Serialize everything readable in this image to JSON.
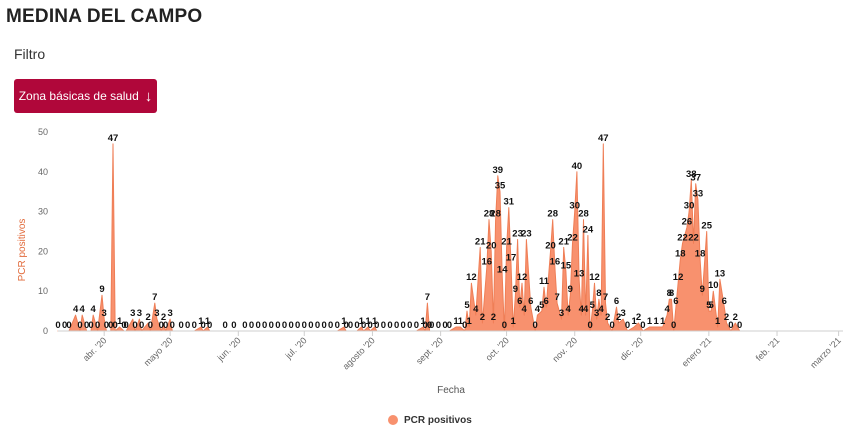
{
  "header": {
    "title": "MEDINA DEL CAMPO",
    "filter_label": "Filtro"
  },
  "filter_button": {
    "label": "Zona básicas de salud",
    "icon": "arrow-down-icon"
  },
  "colors": {
    "accent": "#b0073a",
    "series": "#f8916e",
    "series_line": "#ef7e56",
    "axis_title": "#e26c3d"
  },
  "chart_data": {
    "type": "area",
    "ylabel": "PCR positivos",
    "xlabel": "Fecha",
    "ylim": [
      0,
      50
    ],
    "yticks": [
      0,
      10,
      20,
      30,
      40,
      50
    ],
    "xlim": [
      "2020-03-11",
      "2021-03-03"
    ],
    "xticks": [
      {
        "date": "2020-04-01",
        "label": "abr. '20"
      },
      {
        "date": "2020-05-01",
        "label": "mayo '20"
      },
      {
        "date": "2020-06-01",
        "label": "jun. '20"
      },
      {
        "date": "2020-07-01",
        "label": "jul. '20"
      },
      {
        "date": "2020-08-01",
        "label": "agosto '20"
      },
      {
        "date": "2020-09-01",
        "label": "sept. '20"
      },
      {
        "date": "2020-10-01",
        "label": "oct. '20"
      },
      {
        "date": "2020-11-01",
        "label": "nov. '20"
      },
      {
        "date": "2020-12-01",
        "label": "dic. '20"
      },
      {
        "date": "2021-01-01",
        "label": "enero '21"
      },
      {
        "date": "2021-02-01",
        "label": "feb. '21"
      },
      {
        "date": "2021-03-01",
        "label": "marzo '21"
      }
    ],
    "legend": {
      "position": "bottom",
      "label": "PCR positivos"
    },
    "grid": false,
    "series": [
      {
        "name": "PCR positivos",
        "points": [
          [
            "2020-03-11",
            0
          ],
          [
            "2020-03-14",
            0
          ],
          [
            "2020-03-16",
            0
          ],
          [
            "2020-03-19",
            4
          ],
          [
            "2020-03-21",
            0
          ],
          [
            "2020-03-22",
            4
          ],
          [
            "2020-03-24",
            0
          ],
          [
            "2020-03-26",
            0
          ],
          [
            "2020-03-27",
            4
          ],
          [
            "2020-03-29",
            0
          ],
          [
            "2020-03-31",
            9
          ],
          [
            "2020-04-01",
            3
          ],
          [
            "2020-04-02",
            0
          ],
          [
            "2020-04-04",
            0
          ],
          [
            "2020-04-05",
            47
          ],
          [
            "2020-04-06",
            0
          ],
          [
            "2020-04-08",
            1
          ],
          [
            "2020-04-10",
            0
          ],
          [
            "2020-04-11",
            0
          ],
          [
            "2020-04-14",
            3
          ],
          [
            "2020-04-15",
            0
          ],
          [
            "2020-04-17",
            3
          ],
          [
            "2020-04-18",
            0
          ],
          [
            "2020-04-21",
            2
          ],
          [
            "2020-04-22",
            0
          ],
          [
            "2020-04-24",
            7
          ],
          [
            "2020-04-25",
            3
          ],
          [
            "2020-04-27",
            0
          ],
          [
            "2020-04-28",
            2
          ],
          [
            "2020-04-29",
            0
          ],
          [
            "2020-05-01",
            3
          ],
          [
            "2020-05-02",
            0
          ],
          [
            "2020-05-06",
            0
          ],
          [
            "2020-05-09",
            0
          ],
          [
            "2020-05-12",
            0
          ],
          [
            "2020-05-15",
            1
          ],
          [
            "2020-05-16",
            0
          ],
          [
            "2020-05-18",
            1
          ],
          [
            "2020-05-19",
            0
          ],
          [
            "2020-05-26",
            0
          ],
          [
            "2020-05-30",
            0
          ],
          [
            "2020-06-04",
            0
          ],
          [
            "2020-06-07",
            0
          ],
          [
            "2020-06-10",
            0
          ],
          [
            "2020-06-13",
            0
          ],
          [
            "2020-06-16",
            0
          ],
          [
            "2020-06-19",
            0
          ],
          [
            "2020-06-22",
            0
          ],
          [
            "2020-06-25",
            0
          ],
          [
            "2020-06-28",
            0
          ],
          [
            "2020-07-01",
            0
          ],
          [
            "2020-07-04",
            0
          ],
          [
            "2020-07-07",
            0
          ],
          [
            "2020-07-10",
            0
          ],
          [
            "2020-07-13",
            0
          ],
          [
            "2020-07-16",
            0
          ],
          [
            "2020-07-19",
            1
          ],
          [
            "2020-07-20",
            0
          ],
          [
            "2020-07-22",
            0
          ],
          [
            "2020-07-25",
            0
          ],
          [
            "2020-07-27",
            1
          ],
          [
            "2020-07-28",
            0
          ],
          [
            "2020-07-30",
            1
          ],
          [
            "2020-07-31",
            0
          ],
          [
            "2020-08-02",
            1
          ],
          [
            "2020-08-03",
            0
          ],
          [
            "2020-08-06",
            0
          ],
          [
            "2020-08-09",
            0
          ],
          [
            "2020-08-12",
            0
          ],
          [
            "2020-08-15",
            0
          ],
          [
            "2020-08-18",
            0
          ],
          [
            "2020-08-21",
            0
          ],
          [
            "2020-08-24",
            1
          ],
          [
            "2020-08-25",
            0
          ],
          [
            "2020-08-26",
            7
          ],
          [
            "2020-08-27",
            0
          ],
          [
            "2020-08-28",
            0
          ],
          [
            "2020-08-31",
            0
          ],
          [
            "2020-09-03",
            0
          ],
          [
            "2020-09-05",
            0
          ],
          [
            "2020-09-08",
            1
          ],
          [
            "2020-09-10",
            1
          ],
          [
            "2020-09-12",
            0
          ],
          [
            "2020-09-13",
            5
          ],
          [
            "2020-09-14",
            1
          ],
          [
            "2020-09-15",
            12
          ],
          [
            "2020-09-17",
            4
          ],
          [
            "2020-09-19",
            21
          ],
          [
            "2020-09-20",
            2
          ],
          [
            "2020-09-22",
            16
          ],
          [
            "2020-09-23",
            28
          ],
          [
            "2020-09-24",
            20
          ],
          [
            "2020-09-25",
            2
          ],
          [
            "2020-09-26",
            28
          ],
          [
            "2020-09-27",
            39
          ],
          [
            "2020-09-28",
            35
          ],
          [
            "2020-09-29",
            14
          ],
          [
            "2020-09-30",
            0
          ],
          [
            "2020-10-01",
            21
          ],
          [
            "2020-10-02",
            31
          ],
          [
            "2020-10-03",
            17
          ],
          [
            "2020-10-04",
            1
          ],
          [
            "2020-10-05",
            9
          ],
          [
            "2020-10-06",
            23
          ],
          [
            "2020-10-07",
            6
          ],
          [
            "2020-10-08",
            12
          ],
          [
            "2020-10-09",
            4
          ],
          [
            "2020-10-10",
            23
          ],
          [
            "2020-10-12",
            6
          ],
          [
            "2020-10-14",
            0
          ],
          [
            "2020-10-15",
            4
          ],
          [
            "2020-10-17",
            5
          ],
          [
            "2020-10-18",
            11
          ],
          [
            "2020-10-19",
            6
          ],
          [
            "2020-10-21",
            20
          ],
          [
            "2020-10-22",
            28
          ],
          [
            "2020-10-23",
            16
          ],
          [
            "2020-10-24",
            7
          ],
          [
            "2020-10-26",
            3
          ],
          [
            "2020-10-27",
            21
          ],
          [
            "2020-10-28",
            15
          ],
          [
            "2020-10-29",
            4
          ],
          [
            "2020-10-30",
            9
          ],
          [
            "2020-10-31",
            22
          ],
          [
            "2020-11-01",
            30
          ],
          [
            "2020-11-02",
            40
          ],
          [
            "2020-11-03",
            13
          ],
          [
            "2020-11-04",
            4
          ],
          [
            "2020-11-05",
            28
          ],
          [
            "2020-11-06",
            4
          ],
          [
            "2020-11-07",
            24
          ],
          [
            "2020-11-08",
            0
          ],
          [
            "2020-11-09",
            5
          ],
          [
            "2020-11-10",
            12
          ],
          [
            "2020-11-11",
            3
          ],
          [
            "2020-11-12",
            8
          ],
          [
            "2020-11-13",
            4
          ],
          [
            "2020-11-14",
            47
          ],
          [
            "2020-11-15",
            7
          ],
          [
            "2020-11-16",
            2
          ],
          [
            "2020-11-18",
            0
          ],
          [
            "2020-11-20",
            6
          ],
          [
            "2020-11-21",
            2
          ],
          [
            "2020-11-23",
            3
          ],
          [
            "2020-11-25",
            0
          ],
          [
            "2020-11-28",
            1
          ],
          [
            "2020-11-30",
            2
          ],
          [
            "2020-12-02",
            0
          ],
          [
            "2020-12-05",
            1
          ],
          [
            "2020-12-08",
            1
          ],
          [
            "2020-12-11",
            1
          ],
          [
            "2020-12-13",
            4
          ],
          [
            "2020-12-14",
            8
          ],
          [
            "2020-12-15",
            8
          ],
          [
            "2020-12-16",
            0
          ],
          [
            "2020-12-17",
            6
          ],
          [
            "2020-12-18",
            12
          ],
          [
            "2020-12-19",
            18
          ],
          [
            "2020-12-20",
            22
          ],
          [
            "2020-12-22",
            26
          ],
          [
            "2020-12-23",
            30
          ],
          [
            "2020-12-24",
            38
          ],
          [
            "2020-12-25",
            22
          ],
          [
            "2020-12-26",
            37
          ],
          [
            "2020-12-27",
            33
          ],
          [
            "2020-12-28",
            18
          ],
          [
            "2020-12-29",
            9
          ],
          [
            "2020-12-31",
            25
          ],
          [
            "2021-01-01",
            5
          ],
          [
            "2021-01-02",
            5
          ],
          [
            "2021-01-03",
            10
          ],
          [
            "2021-01-05",
            1
          ],
          [
            "2021-01-06",
            13
          ],
          [
            "2021-01-08",
            6
          ],
          [
            "2021-01-09",
            2
          ],
          [
            "2021-01-11",
            0
          ],
          [
            "2021-01-13",
            2
          ],
          [
            "2021-01-15",
            0
          ]
        ]
      }
    ]
  }
}
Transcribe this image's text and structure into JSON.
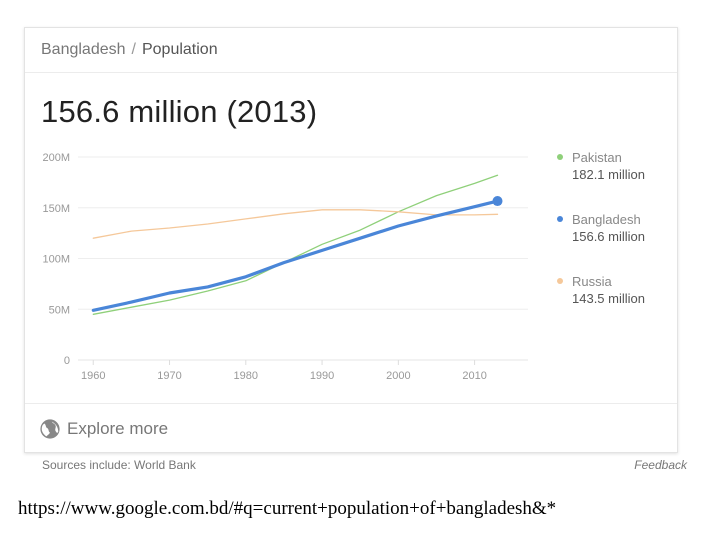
{
  "breadcrumb": {
    "country": "Bangladesh",
    "separator": "/",
    "topic": "Population"
  },
  "headline": "156.6 million (2013)",
  "chart_data": {
    "type": "line",
    "xlim": [
      1958,
      2017
    ],
    "ylim": [
      0,
      200
    ],
    "x_ticks": [
      "1960",
      "1970",
      "1980",
      "1990",
      "2000",
      "2010"
    ],
    "y_ticks": [
      "0",
      "50M",
      "100M",
      "150M",
      "200M"
    ],
    "y_tick_values": [
      0,
      50,
      100,
      150,
      200
    ],
    "x_tick_values": [
      1960,
      1970,
      1980,
      1990,
      2000,
      2010
    ],
    "grid": true,
    "legend_position": "right",
    "series": [
      {
        "name": "Pakistan",
        "value_label": "182.1 million",
        "color": "#8fd07a",
        "highlight": false,
        "x": [
          1960,
          1965,
          1970,
          1975,
          1980,
          1985,
          1990,
          1995,
          2000,
          2005,
          2010,
          2013
        ],
        "values": [
          45,
          52,
          59,
          68,
          78,
          96,
          114,
          128,
          146,
          162,
          174,
          182
        ]
      },
      {
        "name": "Bangladesh",
        "value_label": "156.6 million",
        "color": "#4a86d8",
        "highlight": true,
        "x": [
          1960,
          1965,
          1970,
          1975,
          1980,
          1985,
          1990,
          1995,
          2000,
          2005,
          2010,
          2013
        ],
        "values": [
          49,
          57,
          66,
          72,
          82,
          96,
          108,
          120,
          132,
          142,
          151,
          156.6
        ]
      },
      {
        "name": "Russia",
        "value_label": "143.5 million",
        "color": "#f5c89a",
        "highlight": false,
        "x": [
          1960,
          1965,
          1970,
          1975,
          1980,
          1985,
          1990,
          1995,
          2000,
          2005,
          2010,
          2013
        ],
        "values": [
          120,
          127,
          130,
          134,
          139,
          144,
          148,
          148,
          146,
          143,
          143,
          143.5
        ]
      }
    ]
  },
  "explore": {
    "label": "Explore more"
  },
  "sources": "Sources include: World Bank",
  "feedback": "Feedback",
  "url": "https://www.google.com.bd/#q=current+population+of+bangladesh&*"
}
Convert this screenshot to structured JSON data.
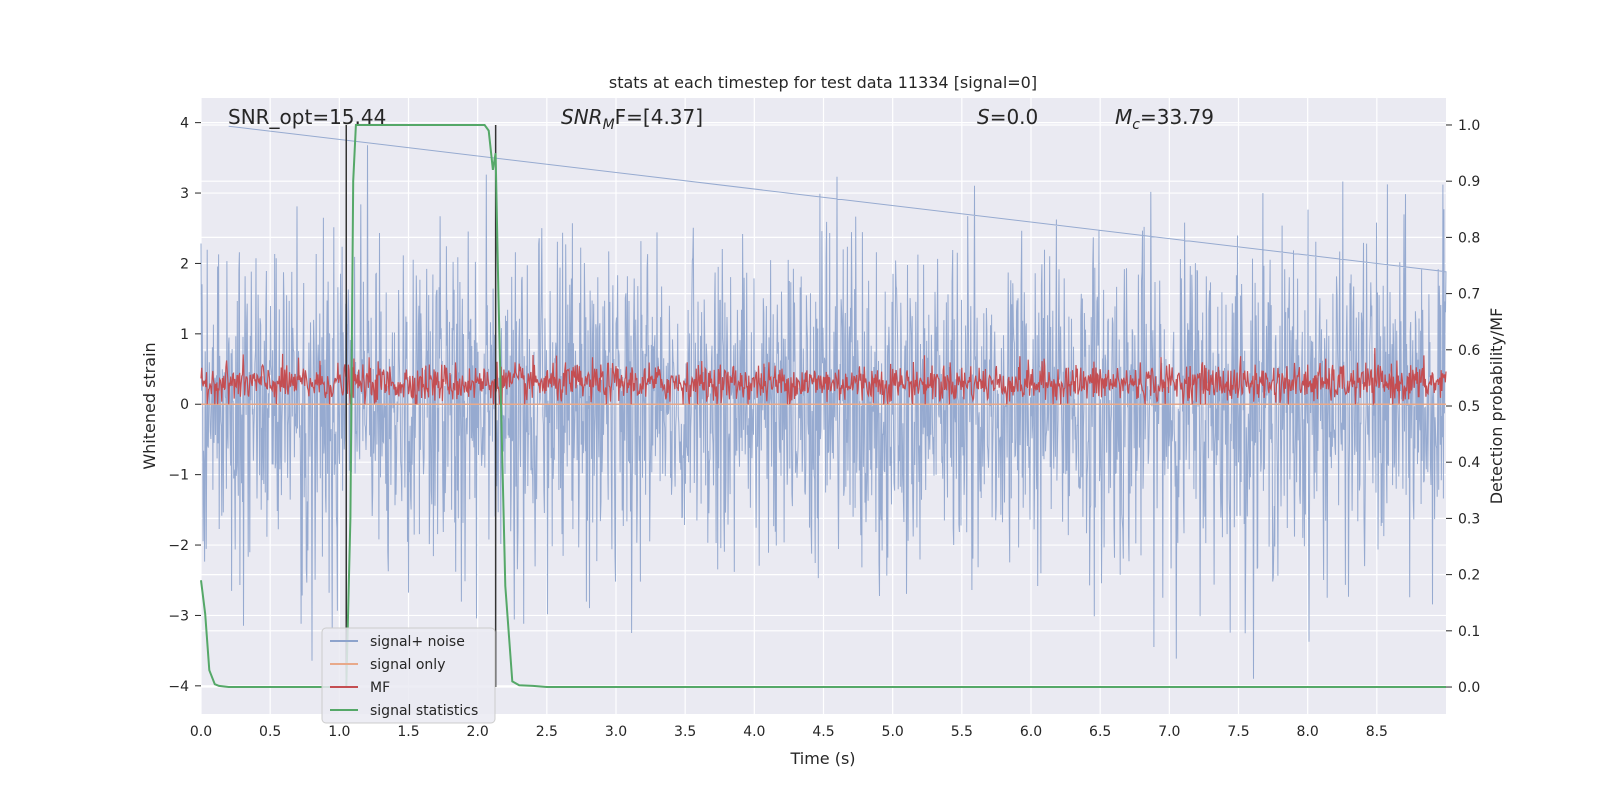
{
  "chart_data": {
    "type": "line",
    "title": "stats at each timestep for test data 11334 [signal=0]",
    "xlabel": "Time (s)",
    "ylabel": "Whitened strain",
    "y2label": "Detection probability/MF",
    "xlim": [
      0.0,
      9.0
    ],
    "ylim": [
      -4.4,
      4.35
    ],
    "y2lim": [
      -0.048,
      1.048
    ],
    "xticks": [
      "0.0",
      "0.5",
      "1.0",
      "1.5",
      "2.0",
      "2.5",
      "3.0",
      "3.5",
      "4.0",
      "4.5",
      "5.0",
      "5.5",
      "6.0",
      "6.5",
      "7.0",
      "7.5",
      "8.0",
      "8.5"
    ],
    "yticks": [
      "4",
      "3",
      "2",
      "1",
      "0",
      "−1",
      "−2",
      "−3",
      "−4"
    ],
    "y2ticks": [
      "1.0",
      "0.9",
      "0.8",
      "0.7",
      "0.6",
      "0.5",
      "0.4",
      "0.3",
      "0.2",
      "0.1",
      "0.0"
    ],
    "grid": true,
    "legend_position": "lower-left",
    "annotations": {
      "snr_opt": "SNR_opt=15.44",
      "snr_mf_main": "SNR",
      "snr_mf_sub": "M",
      "snr_mf_rest": "F=[4.37]",
      "s_main": "S",
      "s_rest": "=0.0",
      "mc_main": "M",
      "mc_sub": "c",
      "mc_rest": "=33.79"
    },
    "series": [
      {
        "name": "signal+ noise",
        "color": "#8da3cc",
        "axis": "left",
        "description_values": {
          "mean": 0.0,
          "approx_range": [
            -4.0,
            4.0
          ],
          "peak_x": 0.2,
          "peak_y": 3.95
        }
      },
      {
        "name": "signal only",
        "color": "#e8a98a",
        "axis": "left",
        "values": "constant 0"
      },
      {
        "name": "MF",
        "color": "#c44e52",
        "axis": "left",
        "description_values": {
          "approx_range": [
            0.0,
            1.0
          ],
          "typical": 0.3
        }
      },
      {
        "name": "signal statistics",
        "color": "#55a868",
        "axis": "right",
        "x": [
          0.0,
          0.03,
          0.06,
          0.1,
          0.13,
          0.2,
          0.3,
          1.0,
          1.05,
          1.08,
          1.1,
          1.12,
          1.15,
          1.5,
          2.0,
          2.05,
          2.08,
          2.11,
          2.13,
          2.15,
          2.2,
          2.25,
          2.3,
          2.4,
          2.5,
          9.0
        ],
        "y": [
          0.19,
          0.13,
          0.03,
          0.005,
          0.002,
          0.0,
          0.0,
          0.0,
          0.0,
          0.3,
          0.9,
          1.0,
          1.0,
          1.0,
          1.0,
          1.0,
          0.99,
          0.92,
          0.95,
          0.7,
          0.18,
          0.01,
          0.003,
          0.002,
          0.0,
          0.0
        ]
      }
    ],
    "vertical_lines_x": [
      1.05,
      2.13
    ]
  }
}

**Task brief:** Your answer should be a single number: the count of lines containing the word "million".

**Expected answer:** 4